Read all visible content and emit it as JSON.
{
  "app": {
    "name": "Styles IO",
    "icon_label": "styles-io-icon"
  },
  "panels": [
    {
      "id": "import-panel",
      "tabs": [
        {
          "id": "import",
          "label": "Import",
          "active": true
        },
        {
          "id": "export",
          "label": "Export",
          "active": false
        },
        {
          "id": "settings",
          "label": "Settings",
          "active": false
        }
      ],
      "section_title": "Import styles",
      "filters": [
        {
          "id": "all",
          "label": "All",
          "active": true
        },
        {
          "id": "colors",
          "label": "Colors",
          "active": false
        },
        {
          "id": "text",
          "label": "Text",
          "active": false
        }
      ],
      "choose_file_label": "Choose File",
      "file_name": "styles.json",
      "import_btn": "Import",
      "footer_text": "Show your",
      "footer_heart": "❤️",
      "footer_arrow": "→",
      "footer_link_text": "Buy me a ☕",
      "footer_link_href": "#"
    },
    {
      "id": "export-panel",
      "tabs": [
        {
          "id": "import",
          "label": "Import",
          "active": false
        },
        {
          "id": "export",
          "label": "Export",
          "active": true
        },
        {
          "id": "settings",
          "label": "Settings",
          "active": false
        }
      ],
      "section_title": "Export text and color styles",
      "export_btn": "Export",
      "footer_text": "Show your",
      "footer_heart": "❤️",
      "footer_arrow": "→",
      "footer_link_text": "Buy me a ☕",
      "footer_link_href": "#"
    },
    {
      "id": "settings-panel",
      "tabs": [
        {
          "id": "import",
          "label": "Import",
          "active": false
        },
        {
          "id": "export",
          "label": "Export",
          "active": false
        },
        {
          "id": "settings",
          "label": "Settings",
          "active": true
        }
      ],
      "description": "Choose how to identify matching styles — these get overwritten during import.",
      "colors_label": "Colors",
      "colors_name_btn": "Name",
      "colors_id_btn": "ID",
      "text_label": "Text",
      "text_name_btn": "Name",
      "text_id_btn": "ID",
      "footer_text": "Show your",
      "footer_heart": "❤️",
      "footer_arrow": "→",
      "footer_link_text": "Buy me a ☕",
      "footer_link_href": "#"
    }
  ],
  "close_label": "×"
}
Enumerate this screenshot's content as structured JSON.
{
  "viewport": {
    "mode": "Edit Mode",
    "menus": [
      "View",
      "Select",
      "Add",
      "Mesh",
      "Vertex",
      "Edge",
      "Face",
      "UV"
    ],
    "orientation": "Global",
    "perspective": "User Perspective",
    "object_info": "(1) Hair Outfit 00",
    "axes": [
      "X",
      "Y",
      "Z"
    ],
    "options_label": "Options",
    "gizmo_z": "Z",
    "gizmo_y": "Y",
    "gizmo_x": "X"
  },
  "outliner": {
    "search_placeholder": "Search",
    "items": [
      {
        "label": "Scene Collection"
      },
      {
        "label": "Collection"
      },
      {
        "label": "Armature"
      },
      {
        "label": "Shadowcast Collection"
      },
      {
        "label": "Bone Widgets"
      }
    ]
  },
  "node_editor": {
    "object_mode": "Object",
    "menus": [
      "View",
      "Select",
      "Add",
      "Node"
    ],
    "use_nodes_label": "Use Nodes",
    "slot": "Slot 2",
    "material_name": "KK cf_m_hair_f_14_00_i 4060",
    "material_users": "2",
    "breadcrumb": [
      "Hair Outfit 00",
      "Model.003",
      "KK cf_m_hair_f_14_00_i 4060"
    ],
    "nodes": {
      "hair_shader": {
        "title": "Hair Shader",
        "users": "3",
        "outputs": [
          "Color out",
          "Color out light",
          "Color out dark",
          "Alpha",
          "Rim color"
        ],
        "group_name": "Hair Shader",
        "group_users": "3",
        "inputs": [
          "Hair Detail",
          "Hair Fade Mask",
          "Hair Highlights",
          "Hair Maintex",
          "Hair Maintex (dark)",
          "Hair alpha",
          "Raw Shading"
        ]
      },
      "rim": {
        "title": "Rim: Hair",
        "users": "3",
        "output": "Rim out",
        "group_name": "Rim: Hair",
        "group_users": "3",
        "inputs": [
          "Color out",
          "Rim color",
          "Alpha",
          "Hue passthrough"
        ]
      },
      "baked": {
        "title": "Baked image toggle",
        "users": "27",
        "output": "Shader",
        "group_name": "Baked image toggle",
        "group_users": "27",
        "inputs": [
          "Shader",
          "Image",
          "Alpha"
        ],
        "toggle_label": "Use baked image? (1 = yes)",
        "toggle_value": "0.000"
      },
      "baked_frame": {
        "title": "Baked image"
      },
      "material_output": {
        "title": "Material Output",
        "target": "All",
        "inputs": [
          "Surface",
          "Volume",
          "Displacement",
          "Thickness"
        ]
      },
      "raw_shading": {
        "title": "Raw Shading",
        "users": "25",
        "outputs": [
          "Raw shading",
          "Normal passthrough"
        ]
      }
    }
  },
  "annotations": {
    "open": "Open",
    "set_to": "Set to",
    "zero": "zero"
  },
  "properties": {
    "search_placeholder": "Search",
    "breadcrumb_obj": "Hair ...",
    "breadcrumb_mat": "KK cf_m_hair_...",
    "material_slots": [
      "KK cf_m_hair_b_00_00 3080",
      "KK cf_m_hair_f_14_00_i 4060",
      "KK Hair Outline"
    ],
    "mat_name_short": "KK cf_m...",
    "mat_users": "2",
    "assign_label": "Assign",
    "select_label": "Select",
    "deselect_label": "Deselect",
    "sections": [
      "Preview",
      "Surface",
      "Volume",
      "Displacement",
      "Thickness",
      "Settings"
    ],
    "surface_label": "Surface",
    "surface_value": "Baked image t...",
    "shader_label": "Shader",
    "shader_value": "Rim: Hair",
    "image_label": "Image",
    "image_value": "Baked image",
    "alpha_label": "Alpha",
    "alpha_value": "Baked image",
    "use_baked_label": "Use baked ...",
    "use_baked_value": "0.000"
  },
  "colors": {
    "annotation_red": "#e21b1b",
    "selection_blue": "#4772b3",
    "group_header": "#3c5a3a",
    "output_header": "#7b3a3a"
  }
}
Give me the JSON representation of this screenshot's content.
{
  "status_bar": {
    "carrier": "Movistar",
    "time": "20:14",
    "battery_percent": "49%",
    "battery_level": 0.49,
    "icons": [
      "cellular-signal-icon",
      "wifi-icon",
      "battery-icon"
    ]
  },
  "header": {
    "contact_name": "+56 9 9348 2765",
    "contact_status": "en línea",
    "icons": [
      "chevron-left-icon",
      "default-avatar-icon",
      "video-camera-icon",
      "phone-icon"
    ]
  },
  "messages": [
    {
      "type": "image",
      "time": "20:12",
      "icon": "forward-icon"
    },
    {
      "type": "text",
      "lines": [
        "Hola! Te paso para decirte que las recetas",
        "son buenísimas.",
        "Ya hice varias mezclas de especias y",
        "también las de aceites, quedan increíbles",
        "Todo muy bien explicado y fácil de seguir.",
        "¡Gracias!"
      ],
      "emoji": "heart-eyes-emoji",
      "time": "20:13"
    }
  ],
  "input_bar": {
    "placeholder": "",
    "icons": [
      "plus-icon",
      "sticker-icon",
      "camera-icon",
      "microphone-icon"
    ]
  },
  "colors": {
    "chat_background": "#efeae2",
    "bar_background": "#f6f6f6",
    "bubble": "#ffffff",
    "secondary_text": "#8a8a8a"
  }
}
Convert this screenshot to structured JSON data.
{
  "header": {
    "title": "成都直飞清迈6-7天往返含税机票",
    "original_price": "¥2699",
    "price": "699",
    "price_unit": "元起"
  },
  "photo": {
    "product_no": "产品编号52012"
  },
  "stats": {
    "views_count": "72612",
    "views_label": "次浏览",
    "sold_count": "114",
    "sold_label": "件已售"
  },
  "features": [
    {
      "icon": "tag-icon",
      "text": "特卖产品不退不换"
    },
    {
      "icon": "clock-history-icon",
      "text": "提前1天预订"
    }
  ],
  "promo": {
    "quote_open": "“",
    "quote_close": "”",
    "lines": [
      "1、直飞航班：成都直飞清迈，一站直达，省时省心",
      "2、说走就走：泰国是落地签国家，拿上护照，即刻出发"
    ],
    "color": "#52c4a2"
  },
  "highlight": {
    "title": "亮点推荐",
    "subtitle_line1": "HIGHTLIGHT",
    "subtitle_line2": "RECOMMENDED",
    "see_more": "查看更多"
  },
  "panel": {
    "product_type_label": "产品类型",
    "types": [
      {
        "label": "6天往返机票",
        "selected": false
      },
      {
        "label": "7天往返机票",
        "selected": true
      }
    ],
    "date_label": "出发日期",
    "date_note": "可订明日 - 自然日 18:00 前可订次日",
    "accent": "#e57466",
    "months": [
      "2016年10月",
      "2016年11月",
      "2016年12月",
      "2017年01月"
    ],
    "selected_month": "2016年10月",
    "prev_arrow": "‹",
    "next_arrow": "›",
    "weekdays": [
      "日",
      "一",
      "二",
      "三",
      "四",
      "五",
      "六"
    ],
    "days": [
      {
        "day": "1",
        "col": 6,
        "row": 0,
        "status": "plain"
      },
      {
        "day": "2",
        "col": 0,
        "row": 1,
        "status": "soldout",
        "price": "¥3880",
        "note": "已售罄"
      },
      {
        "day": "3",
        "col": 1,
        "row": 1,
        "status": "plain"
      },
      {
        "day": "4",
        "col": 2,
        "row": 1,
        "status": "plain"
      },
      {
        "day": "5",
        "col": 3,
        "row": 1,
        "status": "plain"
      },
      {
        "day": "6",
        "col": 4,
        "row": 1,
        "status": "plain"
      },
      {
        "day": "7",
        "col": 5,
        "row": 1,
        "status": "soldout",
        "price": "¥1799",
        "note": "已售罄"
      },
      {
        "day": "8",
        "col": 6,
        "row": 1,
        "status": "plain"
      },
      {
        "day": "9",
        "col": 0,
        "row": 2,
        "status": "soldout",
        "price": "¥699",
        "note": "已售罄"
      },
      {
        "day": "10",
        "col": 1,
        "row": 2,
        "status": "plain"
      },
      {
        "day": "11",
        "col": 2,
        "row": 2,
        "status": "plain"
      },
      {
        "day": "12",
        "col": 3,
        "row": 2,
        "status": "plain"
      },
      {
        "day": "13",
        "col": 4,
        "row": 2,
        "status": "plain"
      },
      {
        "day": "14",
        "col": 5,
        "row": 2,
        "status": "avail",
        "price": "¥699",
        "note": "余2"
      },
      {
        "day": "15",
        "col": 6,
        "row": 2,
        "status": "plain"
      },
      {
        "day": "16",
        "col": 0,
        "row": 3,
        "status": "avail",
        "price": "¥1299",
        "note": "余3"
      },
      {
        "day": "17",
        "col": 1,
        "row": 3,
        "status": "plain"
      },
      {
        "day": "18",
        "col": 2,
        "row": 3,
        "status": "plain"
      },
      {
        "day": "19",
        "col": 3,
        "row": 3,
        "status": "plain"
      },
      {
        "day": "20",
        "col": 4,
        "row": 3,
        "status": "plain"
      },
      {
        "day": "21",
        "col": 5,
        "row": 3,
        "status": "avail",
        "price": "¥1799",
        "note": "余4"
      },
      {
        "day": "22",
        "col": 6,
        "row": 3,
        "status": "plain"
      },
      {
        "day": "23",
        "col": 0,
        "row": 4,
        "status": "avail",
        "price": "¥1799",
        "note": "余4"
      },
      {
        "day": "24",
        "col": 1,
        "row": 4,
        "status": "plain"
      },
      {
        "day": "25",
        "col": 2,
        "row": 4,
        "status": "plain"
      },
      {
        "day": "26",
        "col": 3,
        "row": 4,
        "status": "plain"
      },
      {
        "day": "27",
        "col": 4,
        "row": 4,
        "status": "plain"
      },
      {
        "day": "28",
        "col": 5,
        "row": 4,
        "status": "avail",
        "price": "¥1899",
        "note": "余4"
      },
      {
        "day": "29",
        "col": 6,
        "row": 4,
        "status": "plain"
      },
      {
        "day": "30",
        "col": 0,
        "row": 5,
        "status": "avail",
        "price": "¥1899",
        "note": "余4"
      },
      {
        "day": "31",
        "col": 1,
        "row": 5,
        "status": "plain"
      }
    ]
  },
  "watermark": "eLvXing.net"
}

********************

What is the number of lines in the listing that include the word "structured"? Give that number and nothing else.

__WRITTEN SOLUTION__: 2